Saved data entries
========================================================================

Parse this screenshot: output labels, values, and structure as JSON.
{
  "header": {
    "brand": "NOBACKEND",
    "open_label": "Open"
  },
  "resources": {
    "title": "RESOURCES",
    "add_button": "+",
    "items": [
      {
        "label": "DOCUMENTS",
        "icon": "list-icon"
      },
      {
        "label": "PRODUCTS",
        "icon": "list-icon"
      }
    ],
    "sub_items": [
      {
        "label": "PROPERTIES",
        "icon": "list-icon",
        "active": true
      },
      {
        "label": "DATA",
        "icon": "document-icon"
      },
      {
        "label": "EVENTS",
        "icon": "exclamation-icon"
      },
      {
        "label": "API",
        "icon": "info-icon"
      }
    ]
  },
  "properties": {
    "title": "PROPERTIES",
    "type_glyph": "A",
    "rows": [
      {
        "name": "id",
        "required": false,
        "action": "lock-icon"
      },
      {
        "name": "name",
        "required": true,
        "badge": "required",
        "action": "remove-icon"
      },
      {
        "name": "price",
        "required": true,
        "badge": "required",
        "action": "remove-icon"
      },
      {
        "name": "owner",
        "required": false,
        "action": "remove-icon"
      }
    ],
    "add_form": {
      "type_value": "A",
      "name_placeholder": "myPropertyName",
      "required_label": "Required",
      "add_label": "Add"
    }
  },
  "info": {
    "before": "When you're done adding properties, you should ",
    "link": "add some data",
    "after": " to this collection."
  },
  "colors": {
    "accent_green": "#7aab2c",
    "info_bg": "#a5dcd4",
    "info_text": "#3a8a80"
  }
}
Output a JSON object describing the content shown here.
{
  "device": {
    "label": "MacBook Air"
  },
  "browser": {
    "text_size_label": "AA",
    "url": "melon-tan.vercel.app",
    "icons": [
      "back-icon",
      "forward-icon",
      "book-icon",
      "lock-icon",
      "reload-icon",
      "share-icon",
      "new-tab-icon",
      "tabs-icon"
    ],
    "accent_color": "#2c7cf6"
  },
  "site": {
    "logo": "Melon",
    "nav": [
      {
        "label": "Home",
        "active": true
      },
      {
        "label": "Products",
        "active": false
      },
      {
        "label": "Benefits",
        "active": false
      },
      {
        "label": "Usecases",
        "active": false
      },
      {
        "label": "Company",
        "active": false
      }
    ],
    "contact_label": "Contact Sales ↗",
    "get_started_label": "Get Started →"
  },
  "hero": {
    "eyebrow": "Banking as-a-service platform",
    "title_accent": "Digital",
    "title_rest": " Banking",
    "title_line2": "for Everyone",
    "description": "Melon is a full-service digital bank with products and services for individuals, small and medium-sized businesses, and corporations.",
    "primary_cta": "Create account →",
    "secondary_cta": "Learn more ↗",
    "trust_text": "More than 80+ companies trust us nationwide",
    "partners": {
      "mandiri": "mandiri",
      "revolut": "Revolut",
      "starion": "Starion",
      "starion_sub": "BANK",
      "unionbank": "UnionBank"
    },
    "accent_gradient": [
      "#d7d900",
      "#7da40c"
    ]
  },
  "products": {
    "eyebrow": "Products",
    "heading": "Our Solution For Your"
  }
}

========================================================================

**SHORT EXERCISE**
Give the records above again, word for word.

**RESPONSE FOR THIS EXERCISE**
Parse this screenshot: output labels, values, and structure as JSON.
{
  "header": {
    "brand": "NOBACKEND",
    "open_label": "Open"
  },
  "resources": {
    "title": "RESOURCES",
    "add_button": "+",
    "items": [
      {
        "label": "DOCUMENTS",
        "icon": "list-icon"
      },
      {
        "label": "PRODUCTS",
        "icon": "list-icon"
      }
    ],
    "sub_items": [
      {
        "label": "PROPERTIES",
        "icon": "list-icon",
        "active": true
      },
      {
        "label": "DATA",
        "icon": "document-icon"
      },
      {
        "label": "EVENTS",
        "icon": "exclamation-icon"
      },
      {
        "label": "API",
        "icon": "info-icon"
      }
    ]
  },
  "properties": {
    "title": "PROPERTIES",
    "type_glyph": "A",
    "rows": [
      {
        "name": "id",
        "required": false,
        "action": "lock-icon"
      },
      {
        "name": "name",
        "required": true,
        "badge": "required",
        "action": "remove-icon"
      },
      {
        "name": "price",
        "required": true,
        "badge": "required",
        "action": "remove-icon"
      },
      {
        "name": "owner",
        "required": false,
        "action": "remove-icon"
      }
    ],
    "add_form": {
      "type_value": "A",
      "name_placeholder": "myPropertyName",
      "required_label": "Required",
      "add_label": "Add"
    }
  },
  "info": {
    "before": "When you're done adding properties, you should ",
    "link": "add some data",
    "after": " to this collection."
  },
  "colors": {
    "accent_green": "#7aab2c",
    "info_bg": "#a5dcd4",
    "info_text": "#3a8a80"
  }
}
Output a JSON object describing the content shown here.
{
  "device": {
    "label": "MacBook Air"
  },
  "browser": {
    "text_size_label": "AA",
    "url": "melon-tan.vercel.app",
    "icons": [
      "back-icon",
      "forward-icon",
      "book-icon",
      "lock-icon",
      "reload-icon",
      "share-icon",
      "new-tab-icon",
      "tabs-icon"
    ],
    "accent_color": "#2c7cf6"
  },
  "site": {
    "logo": "Melon",
    "nav": [
      {
        "label": "Home",
        "active": true
      },
      {
        "label": "Products",
        "active": false
      },
      {
        "label": "Benefits",
        "active": false
      },
      {
        "label": "Usecases",
        "active": false
      },
      {
        "label": "Company",
        "active": false
      }
    ],
    "contact_label": "Contact Sales ↗",
    "get_started_label": "Get Started →"
  },
  "hero": {
    "eyebrow": "Banking as-a-service platform",
    "title_accent": "Digital",
    "title_rest": " Banking",
    "title_line2": "for Everyone",
    "description": "Melon is a full-service digital bank with products and services for individuals, small and medium-sized businesses, and corporations.",
    "primary_cta": "Create account →",
    "secondary_cta": "Learn more ↗",
    "trust_text": "More than 80+ companies trust us nationwide",
    "partners": {
      "mandiri": "mandiri",
      "revolut": "Revolut",
      "starion": "Starion",
      "starion_sub": "BANK",
      "unionbank": "UnionBank"
    },
    "accent_gradient": [
      "#d7d900",
      "#7da40c"
    ]
  },
  "products": {
    "eyebrow": "Products",
    "heading": "Our Solution For Your"
  }
}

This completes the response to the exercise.